___ ENTRIES PROVIDED ___
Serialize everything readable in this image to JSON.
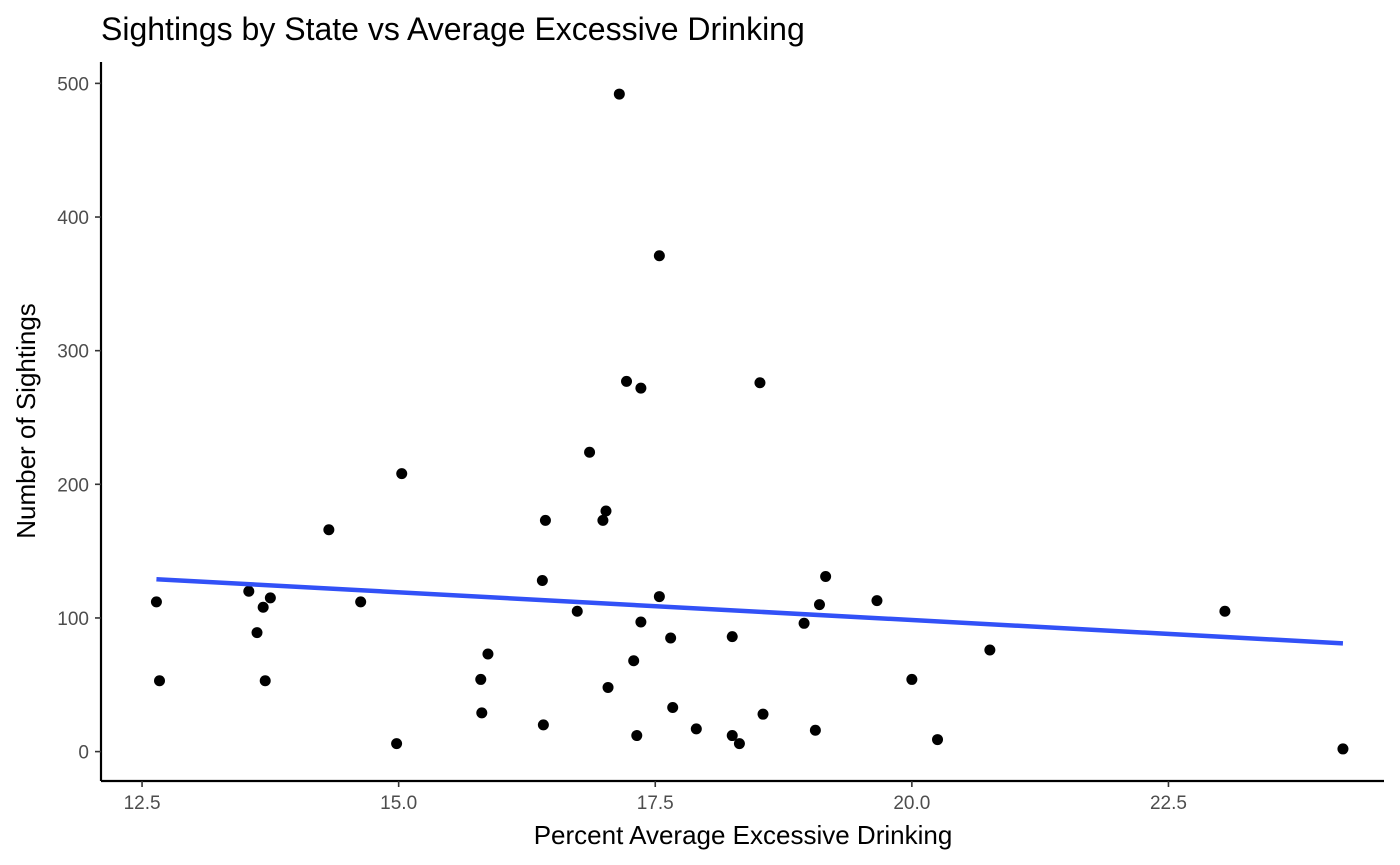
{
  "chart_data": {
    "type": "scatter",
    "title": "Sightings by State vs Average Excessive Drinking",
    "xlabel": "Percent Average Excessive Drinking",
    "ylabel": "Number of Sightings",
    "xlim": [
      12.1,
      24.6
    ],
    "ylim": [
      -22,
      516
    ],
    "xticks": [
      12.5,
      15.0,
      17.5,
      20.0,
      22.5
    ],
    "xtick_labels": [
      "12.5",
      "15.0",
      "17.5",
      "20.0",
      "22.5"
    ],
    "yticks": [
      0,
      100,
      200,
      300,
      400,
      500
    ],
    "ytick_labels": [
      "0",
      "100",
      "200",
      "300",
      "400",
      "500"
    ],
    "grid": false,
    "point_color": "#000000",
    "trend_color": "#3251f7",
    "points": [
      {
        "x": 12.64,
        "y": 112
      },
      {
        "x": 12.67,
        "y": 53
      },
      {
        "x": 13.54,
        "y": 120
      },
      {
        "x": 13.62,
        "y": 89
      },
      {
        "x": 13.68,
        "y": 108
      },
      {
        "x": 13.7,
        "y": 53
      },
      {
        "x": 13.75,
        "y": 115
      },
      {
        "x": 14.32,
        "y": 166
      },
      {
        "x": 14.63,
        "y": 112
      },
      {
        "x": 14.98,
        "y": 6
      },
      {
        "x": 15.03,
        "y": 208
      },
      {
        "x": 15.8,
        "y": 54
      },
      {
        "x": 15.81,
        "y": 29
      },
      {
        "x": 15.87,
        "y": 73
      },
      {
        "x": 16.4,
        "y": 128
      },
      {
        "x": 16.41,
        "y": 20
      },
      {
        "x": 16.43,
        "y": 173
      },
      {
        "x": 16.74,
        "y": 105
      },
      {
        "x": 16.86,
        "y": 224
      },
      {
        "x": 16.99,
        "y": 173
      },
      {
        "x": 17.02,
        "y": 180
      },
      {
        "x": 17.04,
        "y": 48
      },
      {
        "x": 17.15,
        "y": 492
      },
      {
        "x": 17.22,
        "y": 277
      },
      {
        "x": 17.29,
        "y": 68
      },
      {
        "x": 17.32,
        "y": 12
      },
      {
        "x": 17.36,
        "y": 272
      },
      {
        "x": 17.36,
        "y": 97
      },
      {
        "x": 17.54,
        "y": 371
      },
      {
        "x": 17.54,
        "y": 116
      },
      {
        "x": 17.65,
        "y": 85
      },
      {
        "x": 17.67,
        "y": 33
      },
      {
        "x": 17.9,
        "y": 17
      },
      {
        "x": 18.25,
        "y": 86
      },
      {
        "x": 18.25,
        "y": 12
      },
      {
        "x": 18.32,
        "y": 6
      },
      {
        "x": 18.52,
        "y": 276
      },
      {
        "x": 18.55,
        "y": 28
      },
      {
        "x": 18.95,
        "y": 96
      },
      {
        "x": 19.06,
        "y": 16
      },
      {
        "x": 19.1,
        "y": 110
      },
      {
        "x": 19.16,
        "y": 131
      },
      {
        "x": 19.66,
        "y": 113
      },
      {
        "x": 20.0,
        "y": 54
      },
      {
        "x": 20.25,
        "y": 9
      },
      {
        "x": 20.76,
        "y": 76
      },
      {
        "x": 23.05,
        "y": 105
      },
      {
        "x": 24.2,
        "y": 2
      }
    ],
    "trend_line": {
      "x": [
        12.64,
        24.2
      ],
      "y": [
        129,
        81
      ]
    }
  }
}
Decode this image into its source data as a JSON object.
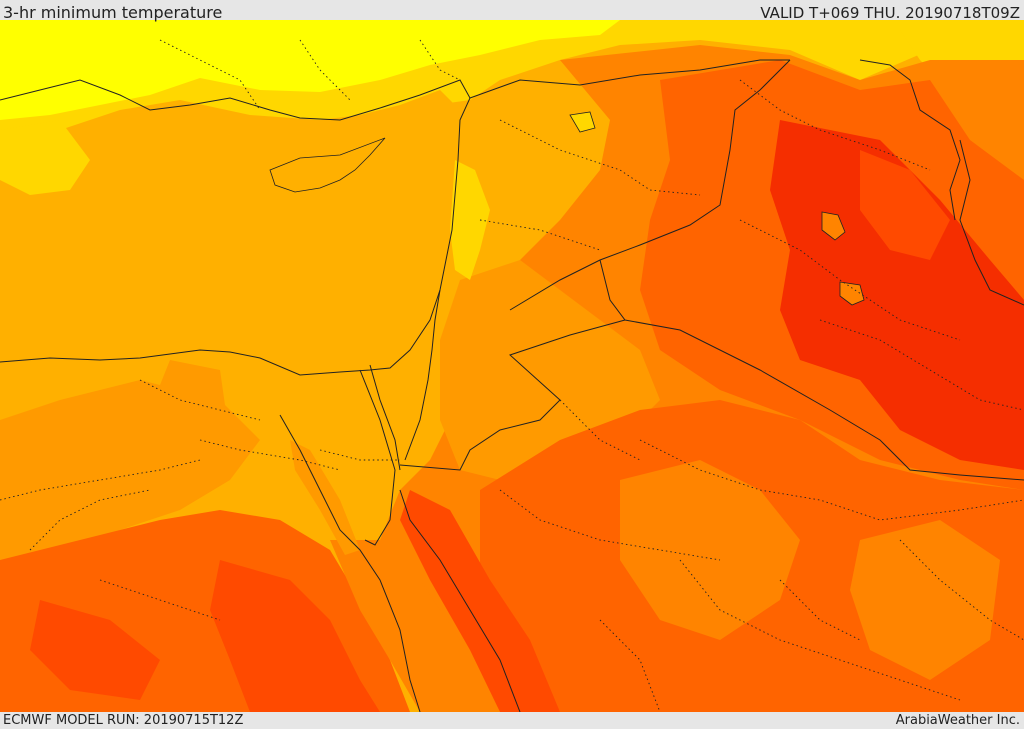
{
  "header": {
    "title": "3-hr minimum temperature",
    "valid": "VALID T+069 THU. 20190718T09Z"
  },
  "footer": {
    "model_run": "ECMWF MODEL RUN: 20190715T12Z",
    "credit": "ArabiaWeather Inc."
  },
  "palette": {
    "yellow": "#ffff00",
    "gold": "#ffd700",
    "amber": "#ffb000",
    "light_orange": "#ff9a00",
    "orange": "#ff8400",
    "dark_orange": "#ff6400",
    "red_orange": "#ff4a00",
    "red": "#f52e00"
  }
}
___
PROBLEM TO SOLVE: Every line is to be duplicated exactly, though pictures stay out.

EXPECTED OUTPUT:
Serialize everything readable in this image to JSON.
{
  "chart_data": {
    "type": "scatter",
    "title": "Sightings by State vs Average Excessive Drinking",
    "xlabel": "Percent Average Excessive Drinking",
    "ylabel": "Number of Sightings",
    "xlim": [
      12.1,
      24.6
    ],
    "ylim": [
      -22,
      516
    ],
    "xticks": [
      12.5,
      15.0,
      17.5,
      20.0,
      22.5
    ],
    "xtick_labels": [
      "12.5",
      "15.0",
      "17.5",
      "20.0",
      "22.5"
    ],
    "yticks": [
      0,
      100,
      200,
      300,
      400,
      500
    ],
    "ytick_labels": [
      "0",
      "100",
      "200",
      "300",
      "400",
      "500"
    ],
    "grid": false,
    "point_color": "#000000",
    "trend_color": "#3251f7",
    "points": [
      {
        "x": 12.64,
        "y": 112
      },
      {
        "x": 12.67,
        "y": 53
      },
      {
        "x": 13.54,
        "y": 120
      },
      {
        "x": 13.62,
        "y": 89
      },
      {
        "x": 13.68,
        "y": 108
      },
      {
        "x": 13.7,
        "y": 53
      },
      {
        "x": 13.75,
        "y": 115
      },
      {
        "x": 14.32,
        "y": 166
      },
      {
        "x": 14.63,
        "y": 112
      },
      {
        "x": 14.98,
        "y": 6
      },
      {
        "x": 15.03,
        "y": 208
      },
      {
        "x": 15.8,
        "y": 54
      },
      {
        "x": 15.81,
        "y": 29
      },
      {
        "x": 15.87,
        "y": 73
      },
      {
        "x": 16.4,
        "y": 128
      },
      {
        "x": 16.41,
        "y": 20
      },
      {
        "x": 16.43,
        "y": 173
      },
      {
        "x": 16.74,
        "y": 105
      },
      {
        "x": 16.86,
        "y": 224
      },
      {
        "x": 16.99,
        "y": 173
      },
      {
        "x": 17.02,
        "y": 180
      },
      {
        "x": 17.04,
        "y": 48
      },
      {
        "x": 17.15,
        "y": 492
      },
      {
        "x": 17.22,
        "y": 277
      },
      {
        "x": 17.29,
        "y": 68
      },
      {
        "x": 17.32,
        "y": 12
      },
      {
        "x": 17.36,
        "y": 272
      },
      {
        "x": 17.36,
        "y": 97
      },
      {
        "x": 17.54,
        "y": 371
      },
      {
        "x": 17.54,
        "y": 116
      },
      {
        "x": 17.65,
        "y": 85
      },
      {
        "x": 17.67,
        "y": 33
      },
      {
        "x": 17.9,
        "y": 17
      },
      {
        "x": 18.25,
        "y": 86
      },
      {
        "x": 18.25,
        "y": 12
      },
      {
        "x": 18.32,
        "y": 6
      },
      {
        "x": 18.52,
        "y": 276
      },
      {
        "x": 18.55,
        "y": 28
      },
      {
        "x": 18.95,
        "y": 96
      },
      {
        "x": 19.06,
        "y": 16
      },
      {
        "x": 19.1,
        "y": 110
      },
      {
        "x": 19.16,
        "y": 131
      },
      {
        "x": 19.66,
        "y": 113
      },
      {
        "x": 20.0,
        "y": 54
      },
      {
        "x": 20.25,
        "y": 9
      },
      {
        "x": 20.76,
        "y": 76
      },
      {
        "x": 23.05,
        "y": 105
      },
      {
        "x": 24.2,
        "y": 2
      }
    ],
    "trend_line": {
      "x": [
        12.64,
        24.2
      ],
      "y": [
        129,
        81
      ]
    }
  }
}
Decode this image into its source data as a JSON object.
{
  "header": {
    "title": "3-hr minimum temperature",
    "valid": "VALID T+069 THU. 20190718T09Z"
  },
  "footer": {
    "model_run": "ECMWF MODEL RUN: 20190715T12Z",
    "credit": "ArabiaWeather Inc."
  },
  "palette": {
    "yellow": "#ffff00",
    "gold": "#ffd700",
    "amber": "#ffb000",
    "light_orange": "#ff9a00",
    "orange": "#ff8400",
    "dark_orange": "#ff6400",
    "red_orange": "#ff4a00",
    "red": "#f52e00"
  }
}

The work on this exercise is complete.